DIRECTIONS: In the entries below, count every line with the word "Sine". Return only the count.

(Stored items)
══════

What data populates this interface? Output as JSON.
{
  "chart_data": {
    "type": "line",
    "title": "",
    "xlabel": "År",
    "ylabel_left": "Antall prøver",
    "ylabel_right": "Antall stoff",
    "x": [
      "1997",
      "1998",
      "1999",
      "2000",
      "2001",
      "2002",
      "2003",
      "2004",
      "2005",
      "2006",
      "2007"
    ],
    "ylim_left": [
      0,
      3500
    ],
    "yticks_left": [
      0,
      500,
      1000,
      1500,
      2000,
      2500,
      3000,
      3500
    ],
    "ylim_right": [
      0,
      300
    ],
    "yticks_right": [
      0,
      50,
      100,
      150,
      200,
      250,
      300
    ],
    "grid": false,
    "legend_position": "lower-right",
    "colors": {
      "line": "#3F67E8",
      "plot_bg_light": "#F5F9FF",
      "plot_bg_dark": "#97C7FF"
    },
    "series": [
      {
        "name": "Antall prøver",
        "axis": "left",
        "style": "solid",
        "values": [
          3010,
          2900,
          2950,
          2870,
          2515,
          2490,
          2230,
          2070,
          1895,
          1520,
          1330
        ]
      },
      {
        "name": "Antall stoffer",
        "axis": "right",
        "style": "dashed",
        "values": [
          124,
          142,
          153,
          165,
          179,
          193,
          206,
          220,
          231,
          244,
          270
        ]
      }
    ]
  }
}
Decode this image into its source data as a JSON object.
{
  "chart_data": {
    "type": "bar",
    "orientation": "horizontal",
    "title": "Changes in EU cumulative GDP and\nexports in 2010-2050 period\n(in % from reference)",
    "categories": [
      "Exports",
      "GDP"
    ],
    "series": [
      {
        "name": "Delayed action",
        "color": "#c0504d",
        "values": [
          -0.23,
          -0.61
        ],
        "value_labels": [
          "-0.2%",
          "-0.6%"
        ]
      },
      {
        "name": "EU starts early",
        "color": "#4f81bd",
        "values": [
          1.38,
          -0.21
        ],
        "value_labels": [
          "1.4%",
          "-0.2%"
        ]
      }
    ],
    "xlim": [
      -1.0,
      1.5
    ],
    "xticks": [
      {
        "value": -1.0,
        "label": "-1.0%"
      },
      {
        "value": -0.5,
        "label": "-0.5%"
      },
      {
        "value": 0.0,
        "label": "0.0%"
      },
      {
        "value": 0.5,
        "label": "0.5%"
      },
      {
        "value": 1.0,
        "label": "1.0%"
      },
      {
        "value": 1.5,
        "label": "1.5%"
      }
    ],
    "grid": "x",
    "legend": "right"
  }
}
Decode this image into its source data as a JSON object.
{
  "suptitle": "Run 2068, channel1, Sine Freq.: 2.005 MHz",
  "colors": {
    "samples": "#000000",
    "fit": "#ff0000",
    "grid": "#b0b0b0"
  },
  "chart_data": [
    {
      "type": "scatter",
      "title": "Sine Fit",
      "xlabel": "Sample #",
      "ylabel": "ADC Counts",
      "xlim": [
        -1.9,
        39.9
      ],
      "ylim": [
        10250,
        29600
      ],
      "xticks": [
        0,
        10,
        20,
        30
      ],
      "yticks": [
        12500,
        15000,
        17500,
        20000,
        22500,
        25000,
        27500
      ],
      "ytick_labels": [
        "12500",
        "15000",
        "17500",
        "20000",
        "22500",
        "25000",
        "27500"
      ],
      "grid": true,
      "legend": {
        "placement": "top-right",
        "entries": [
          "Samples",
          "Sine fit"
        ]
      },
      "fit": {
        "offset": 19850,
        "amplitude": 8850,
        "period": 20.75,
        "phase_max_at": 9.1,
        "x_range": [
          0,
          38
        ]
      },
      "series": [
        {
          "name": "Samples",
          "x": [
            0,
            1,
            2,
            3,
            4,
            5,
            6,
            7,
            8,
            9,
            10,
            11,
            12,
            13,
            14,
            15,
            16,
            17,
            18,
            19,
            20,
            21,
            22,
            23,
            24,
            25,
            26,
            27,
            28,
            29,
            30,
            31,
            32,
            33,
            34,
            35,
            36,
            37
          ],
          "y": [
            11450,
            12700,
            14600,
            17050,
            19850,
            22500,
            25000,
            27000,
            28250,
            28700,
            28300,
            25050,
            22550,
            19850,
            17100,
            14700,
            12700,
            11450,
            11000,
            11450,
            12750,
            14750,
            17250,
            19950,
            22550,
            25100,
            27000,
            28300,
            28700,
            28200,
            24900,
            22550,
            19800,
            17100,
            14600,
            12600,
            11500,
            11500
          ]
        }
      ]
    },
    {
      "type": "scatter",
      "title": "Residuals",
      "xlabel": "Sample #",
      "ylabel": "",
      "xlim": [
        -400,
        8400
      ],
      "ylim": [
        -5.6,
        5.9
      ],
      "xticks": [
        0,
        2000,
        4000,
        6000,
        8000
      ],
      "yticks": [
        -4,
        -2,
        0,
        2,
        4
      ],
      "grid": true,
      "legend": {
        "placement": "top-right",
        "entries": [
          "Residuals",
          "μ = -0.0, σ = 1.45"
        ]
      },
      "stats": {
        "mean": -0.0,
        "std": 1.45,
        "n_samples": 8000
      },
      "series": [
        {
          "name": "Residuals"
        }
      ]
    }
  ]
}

══════

TASK SOLUTION: 3